▶ Working data
- - - - - - -

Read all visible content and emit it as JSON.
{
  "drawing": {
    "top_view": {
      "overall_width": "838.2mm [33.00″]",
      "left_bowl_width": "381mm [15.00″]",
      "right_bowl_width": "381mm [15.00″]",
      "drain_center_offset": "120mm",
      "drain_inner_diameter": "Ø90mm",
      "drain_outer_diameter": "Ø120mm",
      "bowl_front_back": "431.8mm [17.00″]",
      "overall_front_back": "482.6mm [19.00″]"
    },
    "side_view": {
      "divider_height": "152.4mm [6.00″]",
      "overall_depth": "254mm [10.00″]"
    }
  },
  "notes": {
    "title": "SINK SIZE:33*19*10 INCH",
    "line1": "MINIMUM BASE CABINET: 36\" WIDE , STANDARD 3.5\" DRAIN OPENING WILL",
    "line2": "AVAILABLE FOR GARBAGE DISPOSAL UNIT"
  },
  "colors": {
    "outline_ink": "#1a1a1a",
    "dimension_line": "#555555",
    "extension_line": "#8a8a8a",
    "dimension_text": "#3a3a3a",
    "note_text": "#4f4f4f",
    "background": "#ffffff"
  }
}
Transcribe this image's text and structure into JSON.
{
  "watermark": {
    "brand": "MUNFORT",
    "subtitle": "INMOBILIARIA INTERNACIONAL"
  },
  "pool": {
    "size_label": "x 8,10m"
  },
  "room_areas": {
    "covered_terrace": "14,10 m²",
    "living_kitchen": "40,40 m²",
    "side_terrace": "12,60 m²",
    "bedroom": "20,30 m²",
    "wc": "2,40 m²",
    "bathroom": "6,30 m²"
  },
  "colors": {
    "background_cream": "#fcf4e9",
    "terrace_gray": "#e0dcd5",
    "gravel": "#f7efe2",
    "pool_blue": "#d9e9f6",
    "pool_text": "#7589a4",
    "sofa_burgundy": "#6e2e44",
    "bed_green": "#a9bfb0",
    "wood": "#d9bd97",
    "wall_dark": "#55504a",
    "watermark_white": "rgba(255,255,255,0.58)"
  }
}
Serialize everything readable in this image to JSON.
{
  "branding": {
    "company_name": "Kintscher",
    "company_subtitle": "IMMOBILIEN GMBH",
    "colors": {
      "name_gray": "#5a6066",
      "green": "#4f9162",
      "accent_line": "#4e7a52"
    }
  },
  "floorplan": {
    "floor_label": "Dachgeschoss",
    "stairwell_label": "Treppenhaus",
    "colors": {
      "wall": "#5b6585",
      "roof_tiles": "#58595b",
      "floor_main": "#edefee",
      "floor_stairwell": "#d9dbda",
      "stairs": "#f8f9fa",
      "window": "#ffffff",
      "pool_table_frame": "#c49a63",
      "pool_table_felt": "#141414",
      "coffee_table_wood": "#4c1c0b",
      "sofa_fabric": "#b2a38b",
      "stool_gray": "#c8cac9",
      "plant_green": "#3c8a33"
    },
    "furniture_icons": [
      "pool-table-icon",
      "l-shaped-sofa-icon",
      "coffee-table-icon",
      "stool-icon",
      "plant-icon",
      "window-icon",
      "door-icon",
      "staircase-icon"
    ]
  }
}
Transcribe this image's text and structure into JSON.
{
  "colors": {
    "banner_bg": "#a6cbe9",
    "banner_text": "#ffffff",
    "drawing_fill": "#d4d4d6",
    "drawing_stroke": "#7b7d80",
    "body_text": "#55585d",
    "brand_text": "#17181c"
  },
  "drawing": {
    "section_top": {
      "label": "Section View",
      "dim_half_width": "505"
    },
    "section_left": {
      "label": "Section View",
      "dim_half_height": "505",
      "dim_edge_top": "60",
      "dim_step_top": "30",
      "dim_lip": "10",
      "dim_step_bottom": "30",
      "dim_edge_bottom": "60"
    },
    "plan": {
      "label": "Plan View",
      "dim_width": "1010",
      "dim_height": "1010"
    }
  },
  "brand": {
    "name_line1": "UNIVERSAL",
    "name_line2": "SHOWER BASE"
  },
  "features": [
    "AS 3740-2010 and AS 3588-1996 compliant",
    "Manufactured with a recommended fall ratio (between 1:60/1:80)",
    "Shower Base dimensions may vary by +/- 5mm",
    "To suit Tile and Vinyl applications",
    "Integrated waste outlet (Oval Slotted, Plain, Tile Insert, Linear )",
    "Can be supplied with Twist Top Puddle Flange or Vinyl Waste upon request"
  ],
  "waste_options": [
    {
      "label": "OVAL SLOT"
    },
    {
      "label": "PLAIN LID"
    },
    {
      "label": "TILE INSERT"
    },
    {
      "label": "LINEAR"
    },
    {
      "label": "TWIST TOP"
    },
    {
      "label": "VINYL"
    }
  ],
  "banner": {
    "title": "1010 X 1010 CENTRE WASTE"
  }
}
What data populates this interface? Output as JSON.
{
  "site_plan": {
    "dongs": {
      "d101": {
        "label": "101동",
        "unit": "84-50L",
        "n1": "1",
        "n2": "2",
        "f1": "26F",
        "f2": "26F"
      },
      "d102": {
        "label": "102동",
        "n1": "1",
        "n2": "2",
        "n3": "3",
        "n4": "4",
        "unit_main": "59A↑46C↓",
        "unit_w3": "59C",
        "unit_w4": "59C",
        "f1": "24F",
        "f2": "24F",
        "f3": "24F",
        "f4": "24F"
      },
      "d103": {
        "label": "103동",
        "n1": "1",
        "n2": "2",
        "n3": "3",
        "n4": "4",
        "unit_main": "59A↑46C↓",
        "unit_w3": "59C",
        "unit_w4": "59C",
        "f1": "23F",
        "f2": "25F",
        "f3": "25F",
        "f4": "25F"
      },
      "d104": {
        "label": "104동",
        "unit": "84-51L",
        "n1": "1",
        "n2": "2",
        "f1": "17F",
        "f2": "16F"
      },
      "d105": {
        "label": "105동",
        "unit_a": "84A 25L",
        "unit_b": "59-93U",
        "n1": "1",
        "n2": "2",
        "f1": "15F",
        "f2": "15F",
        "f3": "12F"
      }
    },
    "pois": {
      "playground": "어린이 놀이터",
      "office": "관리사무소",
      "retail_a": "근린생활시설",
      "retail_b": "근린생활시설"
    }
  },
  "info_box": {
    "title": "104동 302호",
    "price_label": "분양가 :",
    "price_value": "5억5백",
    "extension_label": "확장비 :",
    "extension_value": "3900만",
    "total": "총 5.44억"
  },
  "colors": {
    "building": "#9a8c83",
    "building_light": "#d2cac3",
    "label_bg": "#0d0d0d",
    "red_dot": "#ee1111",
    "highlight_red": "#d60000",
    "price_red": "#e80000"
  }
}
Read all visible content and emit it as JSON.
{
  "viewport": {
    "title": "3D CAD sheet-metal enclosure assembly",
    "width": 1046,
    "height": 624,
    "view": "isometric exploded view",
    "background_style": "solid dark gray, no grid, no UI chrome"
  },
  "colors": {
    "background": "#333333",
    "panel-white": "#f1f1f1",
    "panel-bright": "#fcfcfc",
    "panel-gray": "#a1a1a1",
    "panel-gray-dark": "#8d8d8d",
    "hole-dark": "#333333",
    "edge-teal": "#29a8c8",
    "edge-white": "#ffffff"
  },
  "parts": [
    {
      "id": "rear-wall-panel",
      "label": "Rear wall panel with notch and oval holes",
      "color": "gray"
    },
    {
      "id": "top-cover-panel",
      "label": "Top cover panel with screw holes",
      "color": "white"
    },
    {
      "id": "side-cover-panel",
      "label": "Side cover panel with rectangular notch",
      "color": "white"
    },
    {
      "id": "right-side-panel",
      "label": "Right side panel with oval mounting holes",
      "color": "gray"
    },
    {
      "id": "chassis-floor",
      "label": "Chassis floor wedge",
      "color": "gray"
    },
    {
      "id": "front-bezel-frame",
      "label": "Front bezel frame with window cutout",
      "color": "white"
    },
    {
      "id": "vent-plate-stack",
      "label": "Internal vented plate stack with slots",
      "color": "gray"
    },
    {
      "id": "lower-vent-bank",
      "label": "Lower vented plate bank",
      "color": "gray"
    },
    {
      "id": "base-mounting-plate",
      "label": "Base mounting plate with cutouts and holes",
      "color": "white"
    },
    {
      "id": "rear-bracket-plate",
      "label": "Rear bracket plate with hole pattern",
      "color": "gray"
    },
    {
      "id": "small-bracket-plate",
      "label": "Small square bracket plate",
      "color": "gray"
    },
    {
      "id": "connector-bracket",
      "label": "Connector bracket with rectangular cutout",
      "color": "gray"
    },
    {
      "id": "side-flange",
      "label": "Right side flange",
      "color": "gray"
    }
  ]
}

- - - - - - -

▶ What the task asks
Provide only the number of lines in the records containing the string "rectangular".

▶ Full solution
2